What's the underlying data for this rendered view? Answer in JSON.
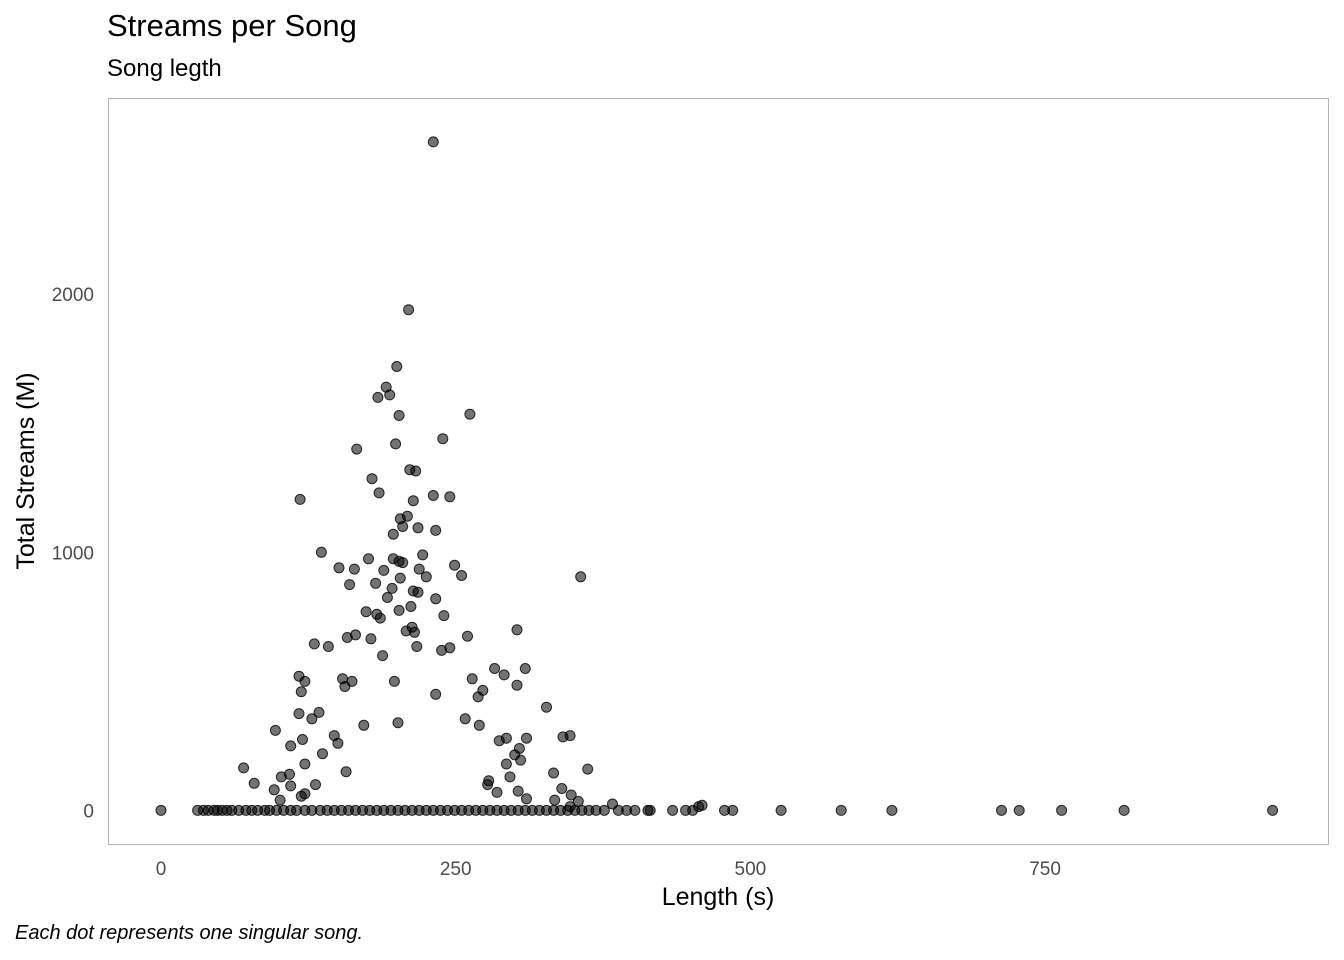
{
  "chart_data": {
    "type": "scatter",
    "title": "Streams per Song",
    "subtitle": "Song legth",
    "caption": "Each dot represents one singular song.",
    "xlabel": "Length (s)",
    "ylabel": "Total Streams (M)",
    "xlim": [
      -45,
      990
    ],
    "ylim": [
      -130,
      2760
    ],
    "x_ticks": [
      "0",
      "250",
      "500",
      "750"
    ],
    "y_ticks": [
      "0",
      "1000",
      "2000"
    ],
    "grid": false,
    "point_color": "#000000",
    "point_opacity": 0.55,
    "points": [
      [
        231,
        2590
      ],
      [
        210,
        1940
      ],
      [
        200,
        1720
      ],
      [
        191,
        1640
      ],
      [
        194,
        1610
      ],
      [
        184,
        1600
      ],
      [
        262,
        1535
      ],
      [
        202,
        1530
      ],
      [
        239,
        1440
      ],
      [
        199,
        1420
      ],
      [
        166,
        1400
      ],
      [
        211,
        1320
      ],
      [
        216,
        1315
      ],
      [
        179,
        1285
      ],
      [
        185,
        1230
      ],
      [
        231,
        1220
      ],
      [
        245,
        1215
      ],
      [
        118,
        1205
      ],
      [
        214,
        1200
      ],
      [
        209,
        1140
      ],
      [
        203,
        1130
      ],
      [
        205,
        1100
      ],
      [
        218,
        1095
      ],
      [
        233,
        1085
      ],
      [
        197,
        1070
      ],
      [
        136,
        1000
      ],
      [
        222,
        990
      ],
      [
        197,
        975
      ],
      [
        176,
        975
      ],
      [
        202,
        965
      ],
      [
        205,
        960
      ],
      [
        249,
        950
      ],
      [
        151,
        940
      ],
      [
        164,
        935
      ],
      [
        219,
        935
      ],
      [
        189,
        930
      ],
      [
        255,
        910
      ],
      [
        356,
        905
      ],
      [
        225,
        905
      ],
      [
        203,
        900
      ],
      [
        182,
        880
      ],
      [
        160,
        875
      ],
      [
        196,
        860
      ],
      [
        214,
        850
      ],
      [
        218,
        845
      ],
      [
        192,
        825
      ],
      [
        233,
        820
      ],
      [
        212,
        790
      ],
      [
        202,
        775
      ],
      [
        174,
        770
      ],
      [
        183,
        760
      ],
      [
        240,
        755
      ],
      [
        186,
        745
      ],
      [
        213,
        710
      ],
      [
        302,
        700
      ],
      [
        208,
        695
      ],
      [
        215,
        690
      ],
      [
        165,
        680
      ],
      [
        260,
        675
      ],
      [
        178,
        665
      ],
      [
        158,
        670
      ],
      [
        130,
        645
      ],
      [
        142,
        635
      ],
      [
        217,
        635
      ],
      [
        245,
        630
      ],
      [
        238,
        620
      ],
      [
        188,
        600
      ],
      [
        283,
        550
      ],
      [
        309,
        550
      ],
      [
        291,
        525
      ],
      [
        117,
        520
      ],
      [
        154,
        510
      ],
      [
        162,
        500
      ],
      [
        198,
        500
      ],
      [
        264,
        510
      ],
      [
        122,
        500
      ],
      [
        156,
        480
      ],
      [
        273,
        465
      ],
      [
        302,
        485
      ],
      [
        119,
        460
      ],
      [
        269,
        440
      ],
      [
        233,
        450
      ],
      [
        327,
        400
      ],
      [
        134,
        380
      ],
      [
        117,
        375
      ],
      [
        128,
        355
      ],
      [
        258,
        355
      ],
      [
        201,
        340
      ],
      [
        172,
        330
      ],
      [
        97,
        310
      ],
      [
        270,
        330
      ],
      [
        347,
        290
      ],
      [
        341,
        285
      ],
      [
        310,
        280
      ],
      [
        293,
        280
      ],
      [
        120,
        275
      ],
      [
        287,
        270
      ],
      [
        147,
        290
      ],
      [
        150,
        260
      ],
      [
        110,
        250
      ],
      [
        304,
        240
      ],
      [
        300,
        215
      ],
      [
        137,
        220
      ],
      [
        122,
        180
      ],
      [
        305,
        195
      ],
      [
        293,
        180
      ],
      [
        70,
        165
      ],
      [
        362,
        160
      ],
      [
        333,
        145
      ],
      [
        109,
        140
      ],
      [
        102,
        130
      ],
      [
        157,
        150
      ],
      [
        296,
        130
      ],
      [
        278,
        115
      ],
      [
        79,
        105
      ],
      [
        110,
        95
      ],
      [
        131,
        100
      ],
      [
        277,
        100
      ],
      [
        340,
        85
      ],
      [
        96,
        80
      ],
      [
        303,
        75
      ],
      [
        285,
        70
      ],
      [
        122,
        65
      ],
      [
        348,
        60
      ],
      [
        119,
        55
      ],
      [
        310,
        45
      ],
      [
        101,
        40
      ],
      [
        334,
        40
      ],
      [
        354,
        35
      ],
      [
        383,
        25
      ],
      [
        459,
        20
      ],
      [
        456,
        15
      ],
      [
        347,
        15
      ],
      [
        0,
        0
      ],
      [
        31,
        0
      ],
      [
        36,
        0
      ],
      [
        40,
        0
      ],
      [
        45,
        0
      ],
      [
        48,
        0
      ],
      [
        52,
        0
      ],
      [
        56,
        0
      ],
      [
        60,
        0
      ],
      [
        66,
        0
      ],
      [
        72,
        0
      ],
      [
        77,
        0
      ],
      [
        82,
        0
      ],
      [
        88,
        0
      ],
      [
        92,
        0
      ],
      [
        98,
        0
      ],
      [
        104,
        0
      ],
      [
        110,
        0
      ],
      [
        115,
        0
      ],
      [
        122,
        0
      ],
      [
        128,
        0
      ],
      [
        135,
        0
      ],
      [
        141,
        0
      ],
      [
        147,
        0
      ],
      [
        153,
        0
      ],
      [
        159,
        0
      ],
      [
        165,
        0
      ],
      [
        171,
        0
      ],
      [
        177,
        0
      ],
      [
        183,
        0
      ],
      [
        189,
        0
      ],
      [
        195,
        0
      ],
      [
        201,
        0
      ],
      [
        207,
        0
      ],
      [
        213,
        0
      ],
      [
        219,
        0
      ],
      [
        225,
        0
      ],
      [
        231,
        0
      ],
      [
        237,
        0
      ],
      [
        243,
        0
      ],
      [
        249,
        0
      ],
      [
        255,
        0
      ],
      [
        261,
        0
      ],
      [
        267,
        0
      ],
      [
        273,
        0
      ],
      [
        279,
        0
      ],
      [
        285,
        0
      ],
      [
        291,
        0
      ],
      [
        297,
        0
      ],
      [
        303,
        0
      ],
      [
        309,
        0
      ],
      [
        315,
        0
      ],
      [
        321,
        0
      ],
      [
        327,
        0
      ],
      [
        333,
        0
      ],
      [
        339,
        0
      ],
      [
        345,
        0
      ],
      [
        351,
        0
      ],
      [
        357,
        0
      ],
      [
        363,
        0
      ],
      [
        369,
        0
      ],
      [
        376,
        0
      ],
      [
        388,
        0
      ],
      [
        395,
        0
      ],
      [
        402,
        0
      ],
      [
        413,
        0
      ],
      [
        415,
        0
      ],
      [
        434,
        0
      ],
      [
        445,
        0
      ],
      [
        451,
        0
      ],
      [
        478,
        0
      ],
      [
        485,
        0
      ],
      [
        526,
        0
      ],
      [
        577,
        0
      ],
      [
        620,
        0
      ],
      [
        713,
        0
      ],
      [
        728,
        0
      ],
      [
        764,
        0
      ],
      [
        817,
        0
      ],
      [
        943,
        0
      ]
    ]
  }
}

+++

### JOB
Find every line that holds "Streams" and copy it.

### FINAL ANSWER
    "title": "Streams per Song",
    "ylabel": "Total Streams (M)",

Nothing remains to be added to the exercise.